Exercise description
Your task is to repeat the entries exactly. Leave the pictures out.

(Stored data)
++++

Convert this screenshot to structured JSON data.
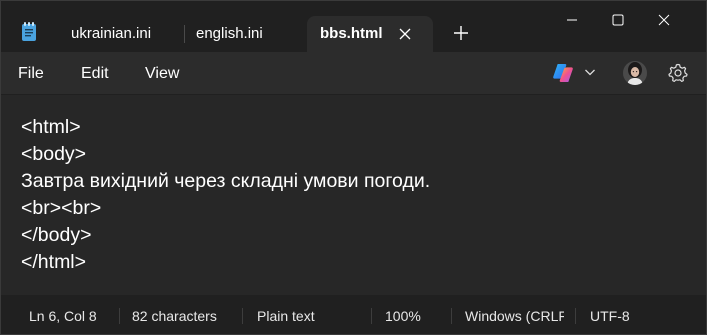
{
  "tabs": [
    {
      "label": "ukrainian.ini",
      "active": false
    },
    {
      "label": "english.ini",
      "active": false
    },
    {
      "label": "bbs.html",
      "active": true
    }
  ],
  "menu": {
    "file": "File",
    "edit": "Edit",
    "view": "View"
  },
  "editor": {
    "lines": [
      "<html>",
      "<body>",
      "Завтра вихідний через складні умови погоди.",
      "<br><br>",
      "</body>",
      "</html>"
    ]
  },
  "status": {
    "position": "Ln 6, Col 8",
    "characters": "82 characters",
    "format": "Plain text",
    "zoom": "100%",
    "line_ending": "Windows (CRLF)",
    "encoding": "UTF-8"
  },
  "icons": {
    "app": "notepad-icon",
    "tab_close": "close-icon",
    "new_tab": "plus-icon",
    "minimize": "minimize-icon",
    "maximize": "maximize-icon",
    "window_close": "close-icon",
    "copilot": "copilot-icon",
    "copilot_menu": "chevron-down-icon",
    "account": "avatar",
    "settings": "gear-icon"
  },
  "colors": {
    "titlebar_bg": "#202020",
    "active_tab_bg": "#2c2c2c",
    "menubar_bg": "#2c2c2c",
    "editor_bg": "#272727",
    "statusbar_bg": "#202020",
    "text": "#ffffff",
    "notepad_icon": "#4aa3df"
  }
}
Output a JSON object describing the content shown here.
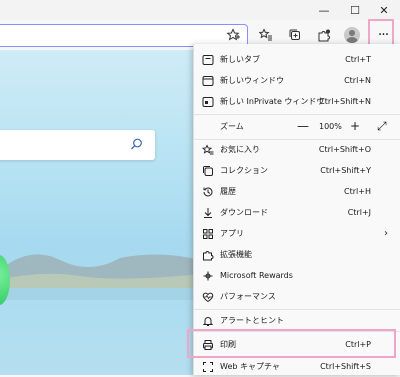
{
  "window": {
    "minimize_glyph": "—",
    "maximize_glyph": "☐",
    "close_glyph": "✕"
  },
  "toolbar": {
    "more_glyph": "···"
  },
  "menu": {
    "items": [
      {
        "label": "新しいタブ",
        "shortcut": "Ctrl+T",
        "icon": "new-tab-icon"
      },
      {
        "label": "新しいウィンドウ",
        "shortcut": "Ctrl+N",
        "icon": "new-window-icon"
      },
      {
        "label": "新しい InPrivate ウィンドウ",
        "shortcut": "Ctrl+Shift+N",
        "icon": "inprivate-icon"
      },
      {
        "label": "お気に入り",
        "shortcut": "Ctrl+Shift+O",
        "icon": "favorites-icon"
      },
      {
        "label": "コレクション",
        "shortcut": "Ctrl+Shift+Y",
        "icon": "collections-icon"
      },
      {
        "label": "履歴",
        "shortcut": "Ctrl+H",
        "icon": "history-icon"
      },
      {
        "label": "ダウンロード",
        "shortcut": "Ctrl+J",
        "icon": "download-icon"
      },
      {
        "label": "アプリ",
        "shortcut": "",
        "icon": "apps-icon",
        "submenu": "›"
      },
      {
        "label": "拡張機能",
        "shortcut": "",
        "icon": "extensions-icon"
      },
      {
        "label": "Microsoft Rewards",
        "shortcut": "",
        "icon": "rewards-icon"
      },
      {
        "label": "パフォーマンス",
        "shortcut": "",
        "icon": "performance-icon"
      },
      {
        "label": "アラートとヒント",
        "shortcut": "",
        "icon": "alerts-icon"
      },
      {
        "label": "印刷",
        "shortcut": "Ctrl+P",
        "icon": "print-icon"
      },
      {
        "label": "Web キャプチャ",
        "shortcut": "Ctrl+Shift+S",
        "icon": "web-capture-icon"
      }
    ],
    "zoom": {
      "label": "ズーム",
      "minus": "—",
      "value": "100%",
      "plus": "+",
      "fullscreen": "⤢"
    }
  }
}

++++

Solution for this problem
Convert this screenshot to structured JSON data.
{
  "tabs": [
    {
      "label": "ukrainian.ini",
      "active": false
    },
    {
      "label": "english.ini",
      "active": false
    },
    {
      "label": "bbs.html",
      "active": true
    }
  ],
  "menu": {
    "file": "File",
    "edit": "Edit",
    "view": "View"
  },
  "editor": {
    "lines": [
      "<html>",
      "<body>",
      "Завтра вихідний через складні умови погоди.",
      "<br><br>",
      "</body>",
      "</html>"
    ]
  },
  "status": {
    "position": "Ln 6, Col 8",
    "characters": "82 characters",
    "format": "Plain text",
    "zoom": "100%",
    "line_ending": "Windows (CRLF)",
    "encoding": "UTF-8"
  },
  "icons": {
    "app": "notepad-icon",
    "tab_close": "close-icon",
    "new_tab": "plus-icon",
    "minimize": "minimize-icon",
    "maximize": "maximize-icon",
    "window_close": "close-icon",
    "copilot": "copilot-icon",
    "copilot_menu": "chevron-down-icon",
    "account": "avatar",
    "settings": "gear-icon"
  },
  "colors": {
    "titlebar_bg": "#202020",
    "active_tab_bg": "#2c2c2c",
    "menubar_bg": "#2c2c2c",
    "editor_bg": "#272727",
    "statusbar_bg": "#202020",
    "text": "#ffffff",
    "notepad_icon": "#4aa3df"
  }
}
Output a JSON object describing the content shown here.
{
  "window": {
    "minimize_glyph": "—",
    "maximize_glyph": "☐",
    "close_glyph": "✕"
  },
  "toolbar": {
    "more_glyph": "···"
  },
  "menu": {
    "items": [
      {
        "label": "新しいタブ",
        "shortcut": "Ctrl+T",
        "icon": "new-tab-icon"
      },
      {
        "label": "新しいウィンドウ",
        "shortcut": "Ctrl+N",
        "icon": "new-window-icon"
      },
      {
        "label": "新しい InPrivate ウィンドウ",
        "shortcut": "Ctrl+Shift+N",
        "icon": "inprivate-icon"
      },
      {
        "label": "お気に入り",
        "shortcut": "Ctrl+Shift+O",
        "icon": "favorites-icon"
      },
      {
        "label": "コレクション",
        "shortcut": "Ctrl+Shift+Y",
        "icon": "collections-icon"
      },
      {
        "label": "履歴",
        "shortcut": "Ctrl+H",
        "icon": "history-icon"
      },
      {
        "label": "ダウンロード",
        "shortcut": "Ctrl+J",
        "icon": "download-icon"
      },
      {
        "label": "アプリ",
        "shortcut": "",
        "icon": "apps-icon",
        "submenu": "›"
      },
      {
        "label": "拡張機能",
        "shortcut": "",
        "icon": "extensions-icon"
      },
      {
        "label": "Microsoft Rewards",
        "shortcut": "",
        "icon": "rewards-icon"
      },
      {
        "label": "パフォーマンス",
        "shortcut": "",
        "icon": "performance-icon"
      },
      {
        "label": "アラートとヒント",
        "shortcut": "",
        "icon": "alerts-icon"
      },
      {
        "label": "印刷",
        "shortcut": "Ctrl+P",
        "icon": "print-icon"
      },
      {
        "label": "Web キャプチャ",
        "shortcut": "Ctrl+Shift+S",
        "icon": "web-capture-icon"
      }
    ],
    "zoom": {
      "label": "ズーム",
      "minus": "—",
      "value": "100%",
      "plus": "+",
      "fullscreen": "⤢"
    }
  }
}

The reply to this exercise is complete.